Read the listing below and copy out every line that holds "vrijednosti".

(Saved entries)
********

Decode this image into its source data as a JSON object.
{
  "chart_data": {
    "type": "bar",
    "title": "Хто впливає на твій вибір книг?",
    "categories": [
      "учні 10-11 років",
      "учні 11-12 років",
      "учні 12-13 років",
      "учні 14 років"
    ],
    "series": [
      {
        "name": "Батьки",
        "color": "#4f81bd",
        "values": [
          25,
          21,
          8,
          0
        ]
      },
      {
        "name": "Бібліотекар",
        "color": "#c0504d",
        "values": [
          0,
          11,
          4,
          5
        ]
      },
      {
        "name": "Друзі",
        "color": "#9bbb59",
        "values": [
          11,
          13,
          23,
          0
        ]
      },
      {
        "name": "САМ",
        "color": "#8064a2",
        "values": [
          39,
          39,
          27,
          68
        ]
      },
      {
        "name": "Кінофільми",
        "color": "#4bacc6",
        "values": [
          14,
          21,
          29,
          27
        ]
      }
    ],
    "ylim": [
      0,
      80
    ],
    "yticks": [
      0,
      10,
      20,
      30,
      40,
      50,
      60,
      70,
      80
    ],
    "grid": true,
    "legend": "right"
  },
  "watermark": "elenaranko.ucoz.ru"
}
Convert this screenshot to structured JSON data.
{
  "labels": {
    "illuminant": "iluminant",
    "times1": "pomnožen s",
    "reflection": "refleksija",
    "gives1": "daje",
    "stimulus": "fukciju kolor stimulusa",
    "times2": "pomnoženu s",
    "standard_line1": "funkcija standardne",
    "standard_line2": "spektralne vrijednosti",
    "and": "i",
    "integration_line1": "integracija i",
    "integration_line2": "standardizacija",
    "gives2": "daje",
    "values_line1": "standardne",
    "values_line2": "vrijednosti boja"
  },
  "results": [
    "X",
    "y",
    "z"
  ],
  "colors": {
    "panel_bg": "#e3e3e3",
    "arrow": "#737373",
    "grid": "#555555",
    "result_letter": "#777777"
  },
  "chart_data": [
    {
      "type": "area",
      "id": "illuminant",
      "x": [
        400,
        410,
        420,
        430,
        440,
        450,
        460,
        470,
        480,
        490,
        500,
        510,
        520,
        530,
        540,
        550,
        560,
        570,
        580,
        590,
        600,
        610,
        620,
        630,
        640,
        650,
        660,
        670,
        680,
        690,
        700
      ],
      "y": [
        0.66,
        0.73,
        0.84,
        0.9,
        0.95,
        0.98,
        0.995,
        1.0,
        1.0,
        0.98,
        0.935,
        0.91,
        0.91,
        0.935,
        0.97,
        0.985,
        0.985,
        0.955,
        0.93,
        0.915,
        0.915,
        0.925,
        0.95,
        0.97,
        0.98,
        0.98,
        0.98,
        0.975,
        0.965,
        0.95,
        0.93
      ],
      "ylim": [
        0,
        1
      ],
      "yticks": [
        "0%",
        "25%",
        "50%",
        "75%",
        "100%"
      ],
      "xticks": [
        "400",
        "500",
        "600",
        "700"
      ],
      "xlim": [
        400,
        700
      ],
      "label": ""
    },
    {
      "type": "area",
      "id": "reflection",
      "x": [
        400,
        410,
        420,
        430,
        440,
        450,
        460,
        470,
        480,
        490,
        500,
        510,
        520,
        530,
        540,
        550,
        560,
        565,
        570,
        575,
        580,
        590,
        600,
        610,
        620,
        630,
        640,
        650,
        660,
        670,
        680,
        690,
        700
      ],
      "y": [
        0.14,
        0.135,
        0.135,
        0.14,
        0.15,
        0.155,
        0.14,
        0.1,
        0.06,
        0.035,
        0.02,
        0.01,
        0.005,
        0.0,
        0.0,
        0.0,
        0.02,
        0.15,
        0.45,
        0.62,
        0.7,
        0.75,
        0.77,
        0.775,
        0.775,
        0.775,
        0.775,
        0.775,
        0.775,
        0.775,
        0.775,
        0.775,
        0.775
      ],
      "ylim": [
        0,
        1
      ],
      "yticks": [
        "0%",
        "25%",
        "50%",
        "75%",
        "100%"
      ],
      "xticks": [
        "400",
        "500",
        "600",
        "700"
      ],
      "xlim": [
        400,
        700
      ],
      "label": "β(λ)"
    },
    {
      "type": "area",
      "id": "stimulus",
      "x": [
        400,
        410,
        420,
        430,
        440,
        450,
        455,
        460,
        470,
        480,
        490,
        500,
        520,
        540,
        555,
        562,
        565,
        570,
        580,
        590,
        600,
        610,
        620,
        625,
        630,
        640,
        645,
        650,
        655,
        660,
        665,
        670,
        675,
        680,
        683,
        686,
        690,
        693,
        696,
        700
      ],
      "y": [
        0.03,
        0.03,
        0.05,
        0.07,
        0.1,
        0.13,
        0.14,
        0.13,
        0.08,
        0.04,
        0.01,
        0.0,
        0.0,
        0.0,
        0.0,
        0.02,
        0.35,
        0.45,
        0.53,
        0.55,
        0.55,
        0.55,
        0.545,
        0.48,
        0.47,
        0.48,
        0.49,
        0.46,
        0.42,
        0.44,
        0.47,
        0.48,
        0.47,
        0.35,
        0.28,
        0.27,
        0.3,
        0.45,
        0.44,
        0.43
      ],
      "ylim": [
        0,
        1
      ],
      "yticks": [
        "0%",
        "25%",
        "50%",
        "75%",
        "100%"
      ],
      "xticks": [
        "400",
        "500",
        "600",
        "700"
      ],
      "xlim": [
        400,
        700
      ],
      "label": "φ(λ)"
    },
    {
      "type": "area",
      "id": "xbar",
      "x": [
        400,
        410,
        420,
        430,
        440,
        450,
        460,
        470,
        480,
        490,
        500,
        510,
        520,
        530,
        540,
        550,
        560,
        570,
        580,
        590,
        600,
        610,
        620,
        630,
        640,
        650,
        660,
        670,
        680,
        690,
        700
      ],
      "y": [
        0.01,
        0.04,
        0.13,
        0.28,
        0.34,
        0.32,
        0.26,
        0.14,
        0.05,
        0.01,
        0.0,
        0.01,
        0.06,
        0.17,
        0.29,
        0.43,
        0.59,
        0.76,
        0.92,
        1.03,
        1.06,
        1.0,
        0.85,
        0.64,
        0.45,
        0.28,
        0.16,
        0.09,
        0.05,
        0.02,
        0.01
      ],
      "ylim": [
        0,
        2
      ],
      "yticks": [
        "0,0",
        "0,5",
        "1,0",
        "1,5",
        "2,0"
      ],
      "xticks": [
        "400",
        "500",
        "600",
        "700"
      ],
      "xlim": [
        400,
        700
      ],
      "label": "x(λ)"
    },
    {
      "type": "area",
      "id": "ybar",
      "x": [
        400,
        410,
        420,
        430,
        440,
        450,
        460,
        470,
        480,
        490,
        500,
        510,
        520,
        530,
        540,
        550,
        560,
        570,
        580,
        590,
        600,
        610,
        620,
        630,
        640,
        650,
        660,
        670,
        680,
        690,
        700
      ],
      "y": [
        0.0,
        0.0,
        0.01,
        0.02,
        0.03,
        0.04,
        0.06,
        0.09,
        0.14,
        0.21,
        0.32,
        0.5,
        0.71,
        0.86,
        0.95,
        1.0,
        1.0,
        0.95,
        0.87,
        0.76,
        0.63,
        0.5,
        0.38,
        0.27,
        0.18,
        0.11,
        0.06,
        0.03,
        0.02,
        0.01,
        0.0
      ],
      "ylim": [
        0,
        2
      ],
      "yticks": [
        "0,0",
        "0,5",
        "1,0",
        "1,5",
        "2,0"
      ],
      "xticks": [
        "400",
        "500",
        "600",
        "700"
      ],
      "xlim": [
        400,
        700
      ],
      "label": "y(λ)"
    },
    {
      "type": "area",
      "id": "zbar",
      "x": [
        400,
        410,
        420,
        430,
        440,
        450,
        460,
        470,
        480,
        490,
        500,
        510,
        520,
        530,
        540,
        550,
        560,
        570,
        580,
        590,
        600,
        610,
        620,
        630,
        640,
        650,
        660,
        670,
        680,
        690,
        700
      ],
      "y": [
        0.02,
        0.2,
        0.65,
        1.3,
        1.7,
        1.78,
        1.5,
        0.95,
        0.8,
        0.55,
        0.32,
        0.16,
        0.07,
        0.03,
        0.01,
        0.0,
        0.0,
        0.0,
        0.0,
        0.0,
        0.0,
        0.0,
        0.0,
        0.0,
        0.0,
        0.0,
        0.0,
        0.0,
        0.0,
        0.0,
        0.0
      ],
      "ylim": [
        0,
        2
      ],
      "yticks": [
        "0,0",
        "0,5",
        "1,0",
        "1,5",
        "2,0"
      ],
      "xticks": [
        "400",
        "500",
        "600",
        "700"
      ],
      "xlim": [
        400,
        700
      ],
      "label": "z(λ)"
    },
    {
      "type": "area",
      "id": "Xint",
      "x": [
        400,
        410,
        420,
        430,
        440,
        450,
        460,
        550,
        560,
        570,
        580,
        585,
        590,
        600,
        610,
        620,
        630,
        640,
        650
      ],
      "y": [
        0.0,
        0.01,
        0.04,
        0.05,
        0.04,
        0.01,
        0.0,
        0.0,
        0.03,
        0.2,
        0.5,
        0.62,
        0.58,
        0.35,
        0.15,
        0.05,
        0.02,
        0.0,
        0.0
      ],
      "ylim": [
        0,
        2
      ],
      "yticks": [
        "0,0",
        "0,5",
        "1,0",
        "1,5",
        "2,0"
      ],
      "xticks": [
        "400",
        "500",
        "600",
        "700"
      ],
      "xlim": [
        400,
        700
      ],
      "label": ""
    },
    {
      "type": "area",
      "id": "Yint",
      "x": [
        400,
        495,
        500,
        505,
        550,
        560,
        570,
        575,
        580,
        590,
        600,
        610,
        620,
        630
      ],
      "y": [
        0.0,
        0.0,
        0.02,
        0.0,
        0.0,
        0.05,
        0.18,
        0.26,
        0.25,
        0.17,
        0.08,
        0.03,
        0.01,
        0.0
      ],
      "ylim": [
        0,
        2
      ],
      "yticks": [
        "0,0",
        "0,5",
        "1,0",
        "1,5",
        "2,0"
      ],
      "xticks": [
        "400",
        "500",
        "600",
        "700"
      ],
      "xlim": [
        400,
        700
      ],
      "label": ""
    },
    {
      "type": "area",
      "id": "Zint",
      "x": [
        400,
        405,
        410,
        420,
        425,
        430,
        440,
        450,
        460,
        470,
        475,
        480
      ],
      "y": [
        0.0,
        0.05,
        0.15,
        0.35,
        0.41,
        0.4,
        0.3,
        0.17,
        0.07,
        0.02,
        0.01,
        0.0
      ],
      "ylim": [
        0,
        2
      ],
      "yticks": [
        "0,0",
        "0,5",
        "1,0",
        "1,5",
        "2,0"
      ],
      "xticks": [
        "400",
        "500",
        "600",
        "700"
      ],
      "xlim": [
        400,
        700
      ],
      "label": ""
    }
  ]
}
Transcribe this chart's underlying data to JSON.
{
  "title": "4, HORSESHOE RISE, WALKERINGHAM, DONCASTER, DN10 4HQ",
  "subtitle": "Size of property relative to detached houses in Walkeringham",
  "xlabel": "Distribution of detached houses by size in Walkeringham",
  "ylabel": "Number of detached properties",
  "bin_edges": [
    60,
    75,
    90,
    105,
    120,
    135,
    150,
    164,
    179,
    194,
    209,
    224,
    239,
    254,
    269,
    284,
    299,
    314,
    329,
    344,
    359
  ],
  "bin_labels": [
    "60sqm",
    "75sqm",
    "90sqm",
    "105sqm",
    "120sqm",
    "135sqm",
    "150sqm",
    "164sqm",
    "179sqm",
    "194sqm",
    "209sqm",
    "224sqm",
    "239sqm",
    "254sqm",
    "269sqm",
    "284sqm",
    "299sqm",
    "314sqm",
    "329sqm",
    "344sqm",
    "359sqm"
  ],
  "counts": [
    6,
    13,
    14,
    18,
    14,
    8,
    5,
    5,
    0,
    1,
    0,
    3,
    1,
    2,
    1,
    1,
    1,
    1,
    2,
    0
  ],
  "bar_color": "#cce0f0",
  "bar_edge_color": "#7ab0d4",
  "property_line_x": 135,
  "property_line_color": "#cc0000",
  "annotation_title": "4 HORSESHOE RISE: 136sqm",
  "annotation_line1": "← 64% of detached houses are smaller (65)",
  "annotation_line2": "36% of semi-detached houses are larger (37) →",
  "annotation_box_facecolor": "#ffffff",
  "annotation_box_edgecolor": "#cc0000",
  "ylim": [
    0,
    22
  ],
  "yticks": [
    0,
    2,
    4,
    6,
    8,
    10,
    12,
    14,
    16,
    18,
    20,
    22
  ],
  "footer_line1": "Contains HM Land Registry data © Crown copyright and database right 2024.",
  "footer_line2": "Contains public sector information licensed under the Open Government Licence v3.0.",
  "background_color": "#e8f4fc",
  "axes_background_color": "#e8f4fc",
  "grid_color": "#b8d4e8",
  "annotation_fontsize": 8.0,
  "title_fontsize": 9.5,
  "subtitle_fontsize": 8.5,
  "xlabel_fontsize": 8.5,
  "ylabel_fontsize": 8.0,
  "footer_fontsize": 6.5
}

********

## Solution to this task
    "standard_line2": "spektralne vrijednosti",
    "values_line2": "vrijednosti boja"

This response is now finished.